**Instructions for the task:**
Extract every line that contains the string "форме".

— Begin Data shown —

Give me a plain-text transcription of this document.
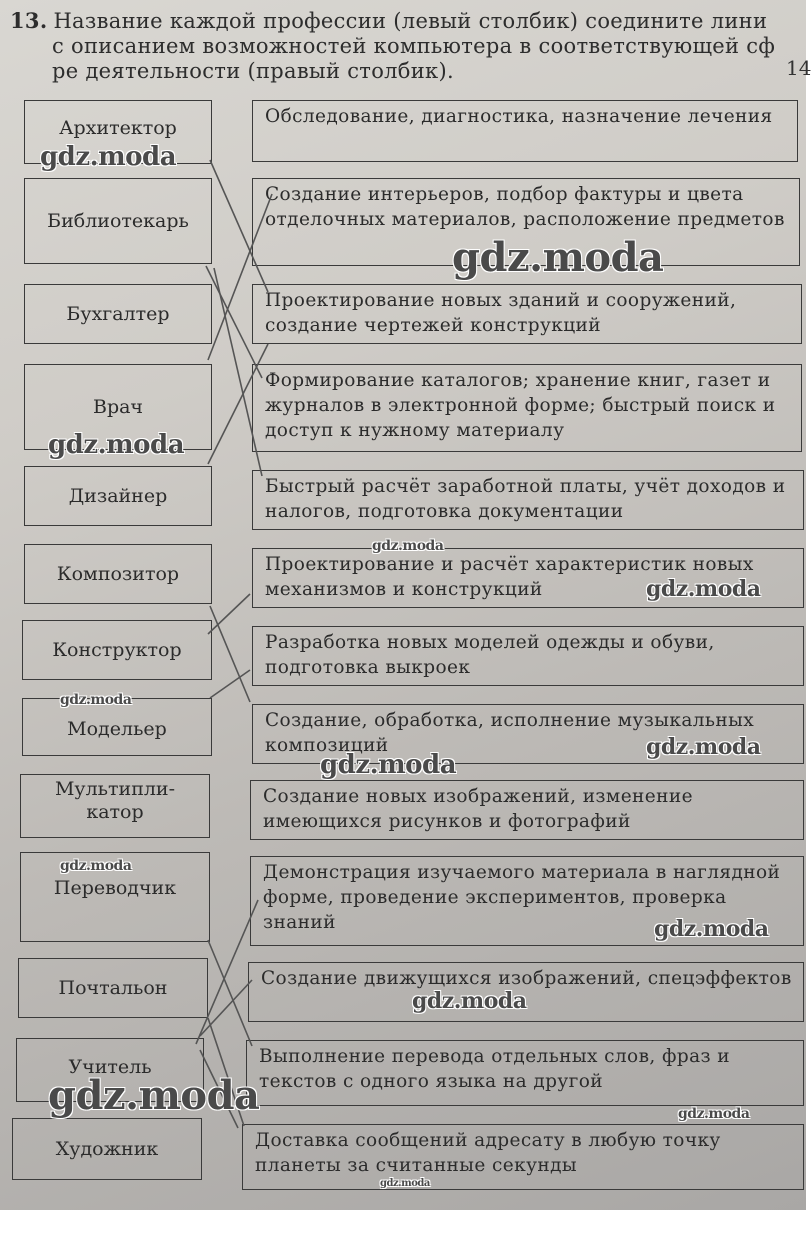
13. Название каждой профессии (левый столбик) соедините лини
с описанием возможностей компьютера в соответствующей сф
ре деятельности (правый столбик).	14
Архитектор
Библиотекарь
Бухгалтер
Врач
Дизайнер
Композитор
Конструктор
Модельер
Мультипли-
катор
Переводчик
Почтальон
Учитель
Художник
Обследование, диагностика, назначение лечения
Создание интерьеров, подбор фактуры и цвета отделочных материалов, расположение предметов
Проектирование новых зданий и сооружений, создание чертежей конструкций
Формирование каталогов; хранение книг, газет и журналов в электронной форме; быстрый поиск и доступ к нужному материалу
Быстрый расчёт заработной платы, учёт доходов и налогов, подготовка документации
Проектирование и расчёт характеристик новых механизмов и конструкций
Разработка новых моделей одежды и обуви, подготовка выкроек
Создание, обработка, исполнение музыкальных композиций
Создание новых изображений, изменение имеющихся рисунков и фотографий
Демонстрация изучаемого материала в наглядной форме, проведение экспериментов, проверка знаний
Создание движущихся изображений, спецэффектов
Выполнение перевода отдельных слов, фраз и текстов с одного языка на другой
Доставка сообщений адресату в любую точку планеты за считанные секунды
gdz.moda
gdz.moda
gdz.moda
gdz.moda
gdz.moda
gdz.moda
gdz.moda
gdz.moda
gdz.moda
gdz.moda
gdz.moda
gdz.moda	gdz.moda
gdz.moda
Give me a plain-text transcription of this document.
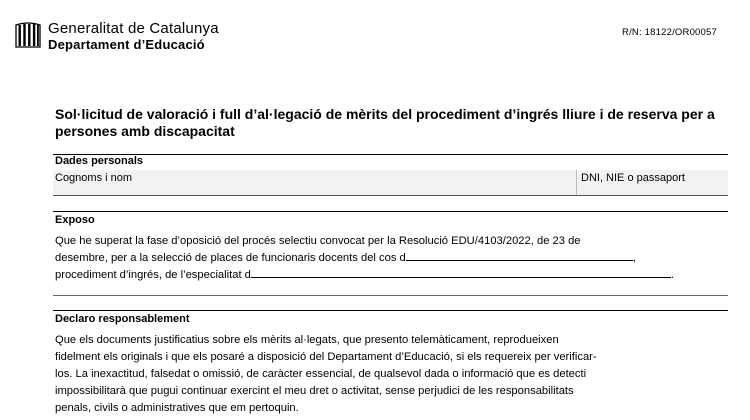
Generalitat de Catalunya
Departament d’Educació
R/N: 18122/OR00057
Sol·licitud de valoració i full d’al·legació de mèrits del procediment d’ingrés lliure i de reserva per a persones amb discapacitat
Dades personals
Cognoms i nom	DNI, NIE o passaport
Exposo
Que he superat la fase d’oposició del procés selectiu convocat per la Resolució EDU/4103/2022, de 23 de
desembre, per a la selecció de places de funcionaris docents del cos d	,
procediment d’ingrés, de l’especialitat d	.
Declaro responsablement
Que els documents justificatius sobre els mèrits al·legats, que presento telemàticament, reprodueixen
fidelment els originals i que els posaré a disposició del Departament d’Educació, si els requereix per verificar-
los. La inexactitud, falsedat o omissió, de caràcter essencial, de qualsevol dada o informació que es detecti
impossibilitarà que pugui continuar exercint el meu dret o activitat, sense perjudici de les responsabilitats
penals, civils o administratives que em pertoquin.
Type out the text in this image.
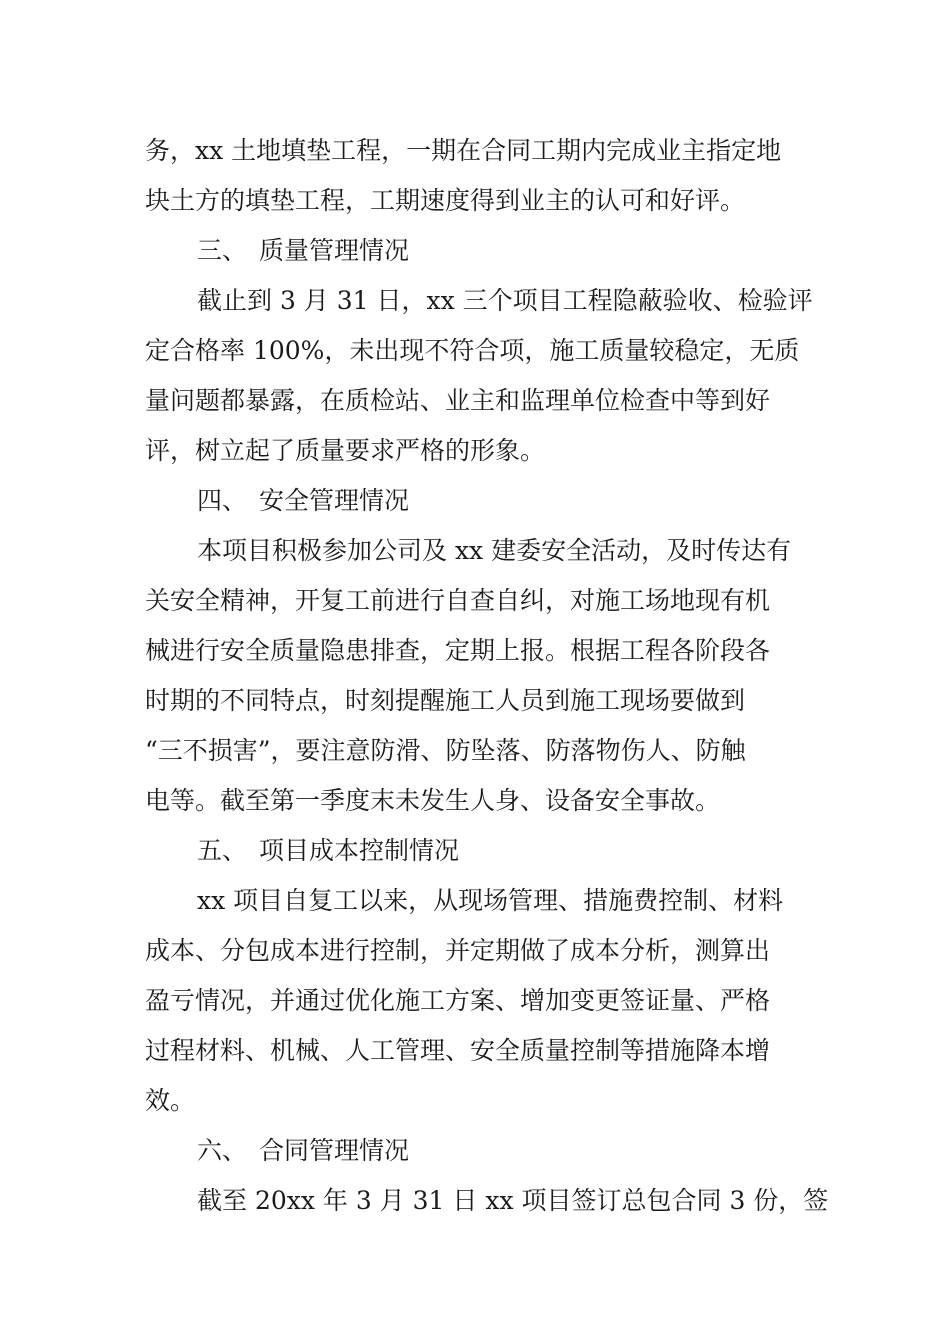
务，xx 土地填垫工程，一期在合同工期内完成业主指定地
块土方的填垫工程，工期速度得到业主的认可和好评。
三、 质量管理情况
截止到 3 月 31 日，xx 三个项目工程隐蔽验收、检验评
定合格率 100%，未出现不符合项，施工质量较稳定，无质
量问题都暴露，在质检站、业主和监理单位检查中等到好
评，树立起了质量要求严格的形象。
四、 安全管理情况
本项目积极参加公司及 xx 建委安全活动，及时传达有
关安全精神，开复工前进行自查自纠，对施工场地现有机
械进行安全质量隐患排查，定期上报。根据工程各阶段各
时期的不同特点，时刻提醒施工人员到施工现场要做到
“三不损害”，要注意防滑、防坠落、防落物伤人、防触
电等。截至第一季度末未发生人身、设备安全事故。
五、 项目成本控制情况
xx 项目自复工以来，从现场管理、措施费控制、材料
成本、分包成本进行控制，并定期做了成本分析，测算出
盈亏情况，并通过优化施工方案、增加变更签证量、严格
过程材料、机械、人工管理、安全质量控制等措施降本增
效。
六、 合同管理情况
截至 20xx 年 3 月 31 日 xx 项目签订总包合同 3 份，签
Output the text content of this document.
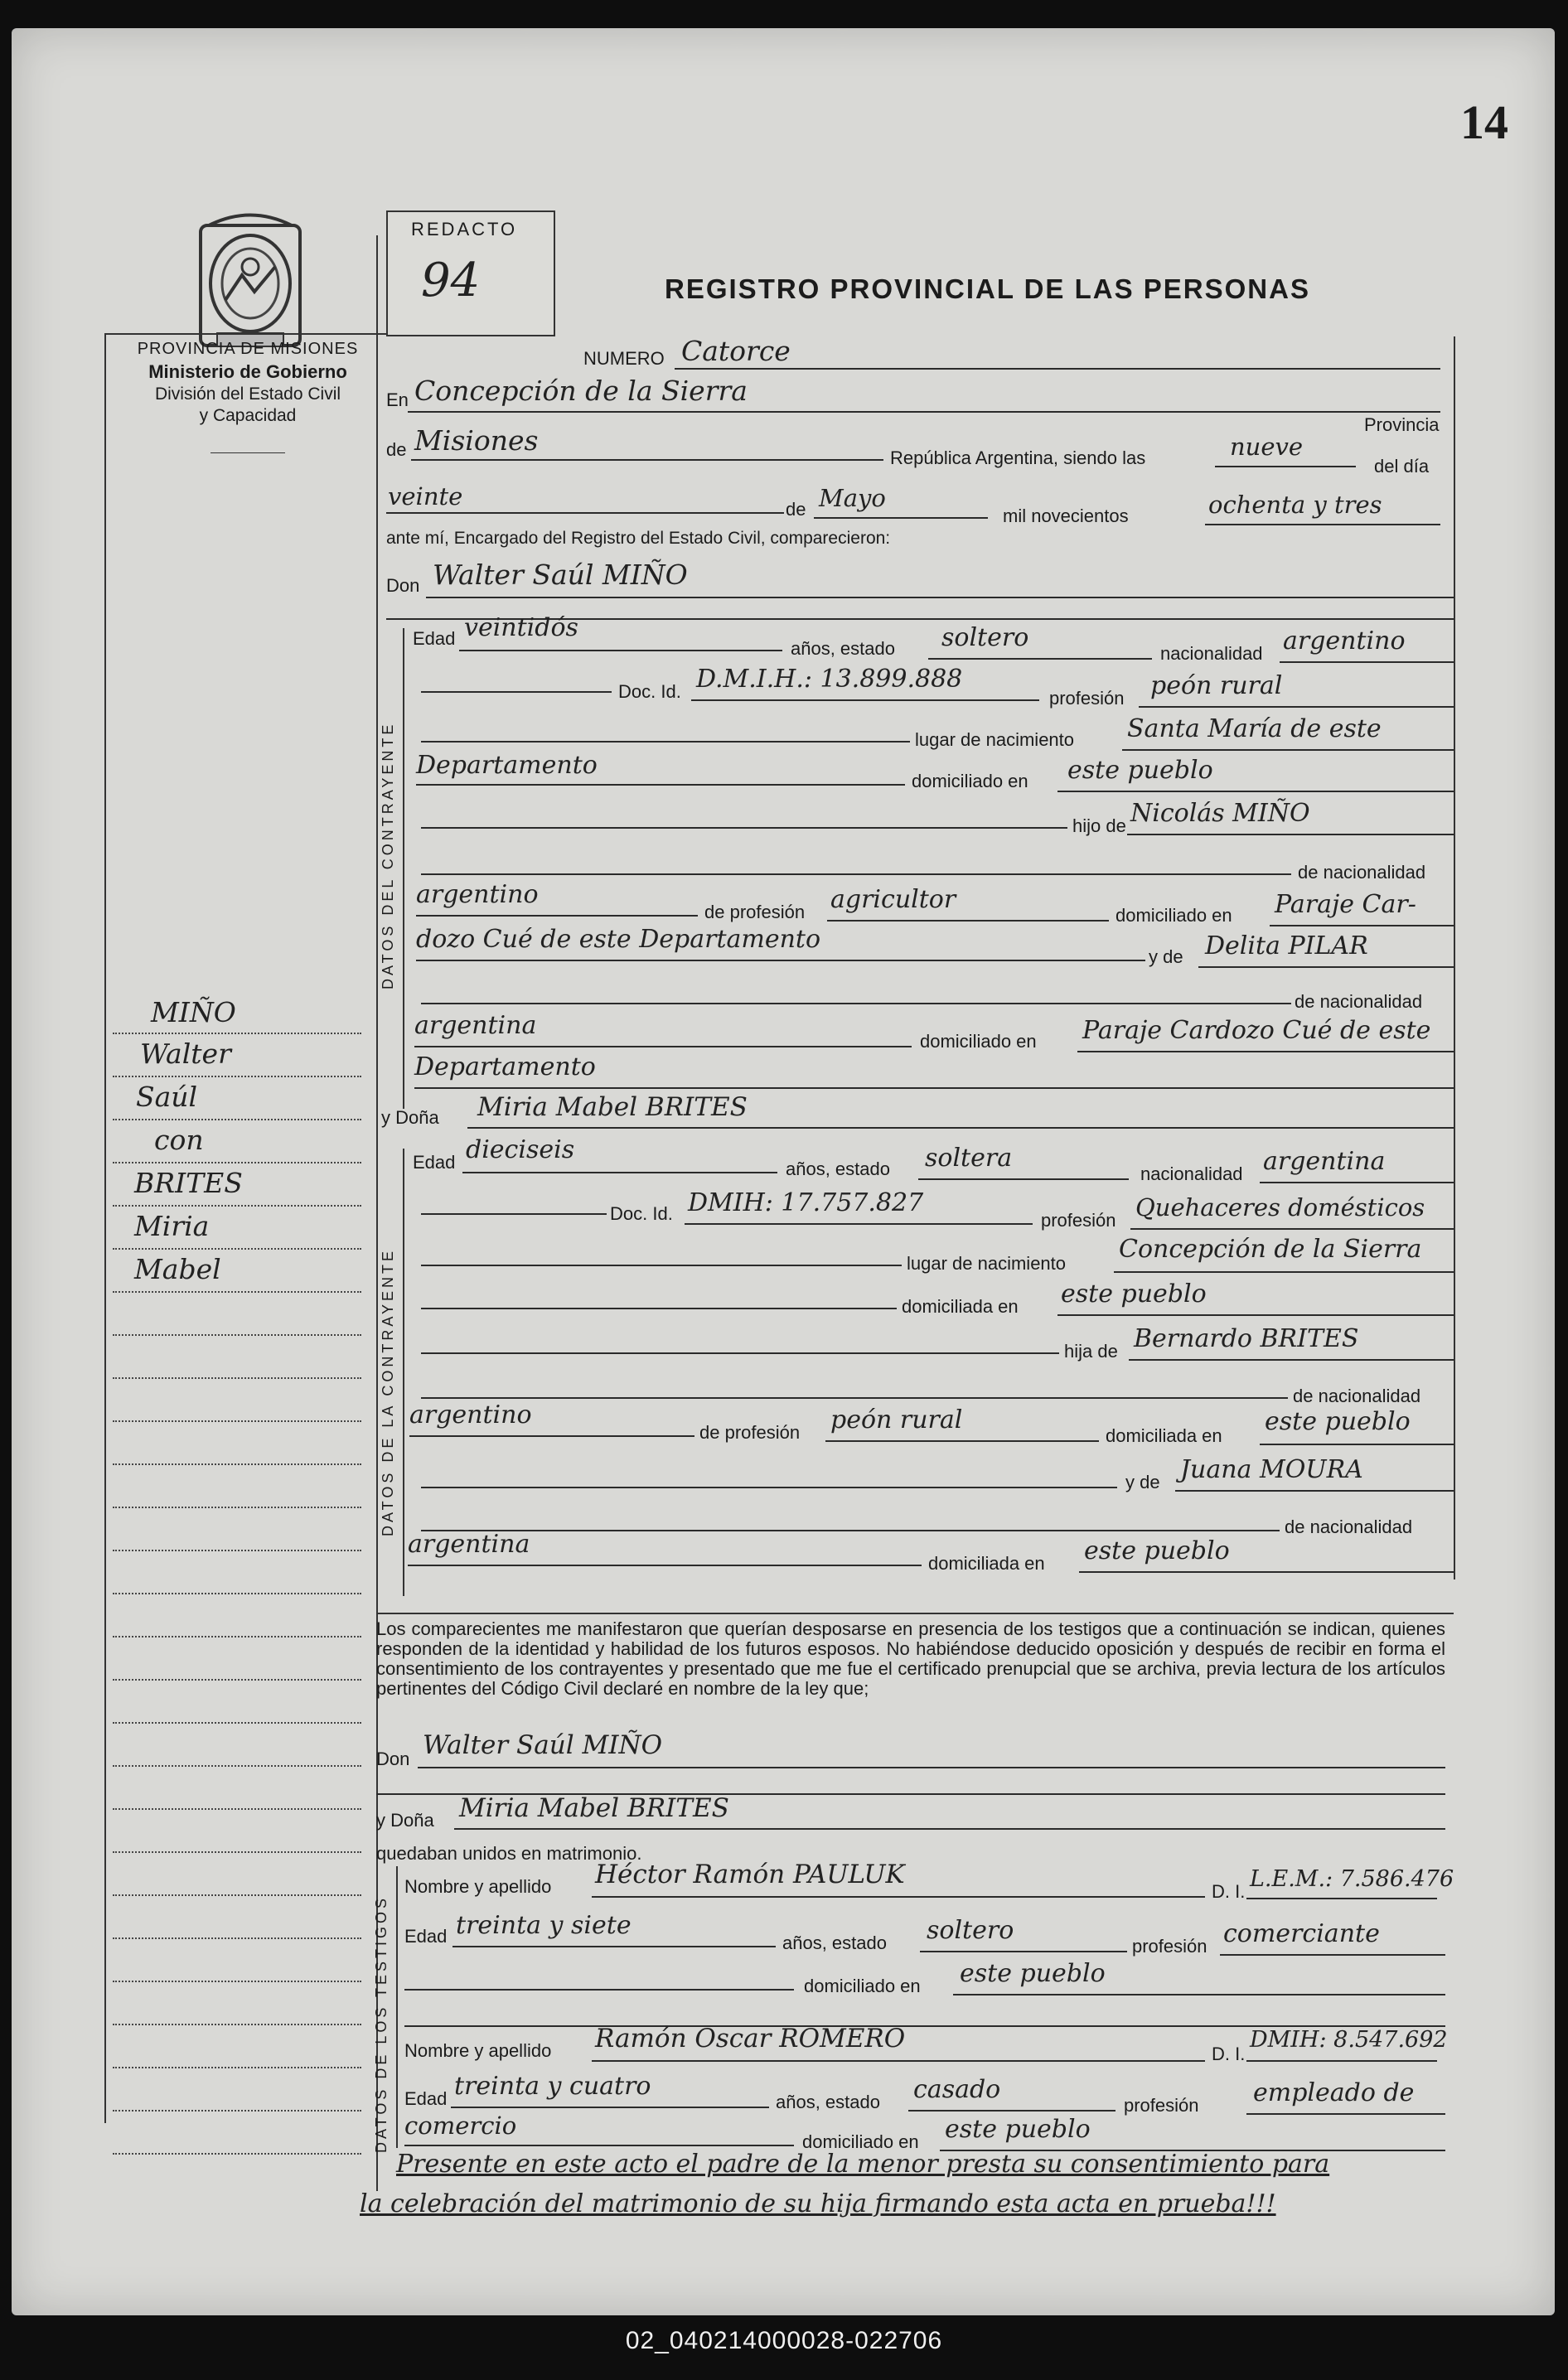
14
PROVINCIA DE MISIONES
Ministerio de Gobierno
División del Estado Civil
y Capacidad
MIÑO
Walter
Saúl
con
BRITES
Miria
Mabel
REDACTO
94	REGISTRO PROVINCIAL DE LAS PERSONAS
NUMERO Catorce
En Concepción de la Sierra
Provincia
de Misiones
República Argentina, siendo las	nueve
del día
veinte	de Mayo
mil novecientos	ochenta y tres
ante mí, Encargado del Registro del Estado Civil, comparecieron:
Don Walter Saúl MIÑO
DATOS DEL CONTRAYENTE
Edad veintidós
años, estado soltero
nacionalidad argentino
Doc. Id. D.M.I.H.: 13.899.888
profesión peón rural
lugar de nacimiento Santa María de este
Departamento
domiciliado en este pueblo
hijo de Nicolás MIÑO
de nacionalidad
argentino
de profesión agricultor
domiciliado en Paraje Car-
dozo Cué de este Departamento
y de Delita PILAR
de nacionalidad
argentina
domiciliado en Paraje Cardozo Cué de este
Departamento
y Doña Miria Mabel BRITES
DATOS DE LA CONTRAYENTE
Edad dieciseis
años, estado soltera
nacionalidad argentina
Doc. Id. DMIH: 17.757.827
profesión Quehaceres domésticos
lugar de nacimiento Concepción de la Sierra
domiciliada en este pueblo
hija de Bernardo BRITES
de nacionalidad
argentino
de profesión peón rural
domiciliada en este pueblo
y de Juana MOURA
de nacionalidad
argentina
domiciliada en este pueblo
Los comparecientes me manifestaron que querían desposarse en presencia de los testigos que a continuación se indican, quienes responden de la identidad y habilidad de los futuros esposos. No habiéndose deducido oposición y después de recibir en forma el consentimiento de los contrayentes y presentado que me fue el certificado prenupcial que se archiva, previa lectura de los artículos pertinentes del Código Civil declaré en nombre de la ley que;
Don Walter Saúl MIÑO
y Doña Miria Mabel BRITES
quedaban unidos en matrimonio.
DATOS DE LOS TESTIGOS
Nombre y apellido Héctor Ramón PAULUK
D. I. L.E.M.: 7.586.476
Edad treinta y siete
años, estado soltero
profesión comerciante
domiciliado en este pueblo
Nombre y apellido Ramón Oscar ROMERO
D. I.
DMIH: 8.547.692
Edad treinta y cuatro
años, estado casado
profesión empleado de
comercio
domiciliado en este pueblo
Presente en este acto el padre de la menor presta su consentimiento para
la celebración del matrimonio de su hija firmando esta acta en prueba!!!
02_040214000028-022706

— End Data shown —

**Final answer:**
Формирование каталогов; хранение книг, газет и журналов в электронной форме; быстрый поиск и доступ к нужному материалу
Демонстрация изучаемого материала в наглядной форме, проведение экспериментов, проверка знаний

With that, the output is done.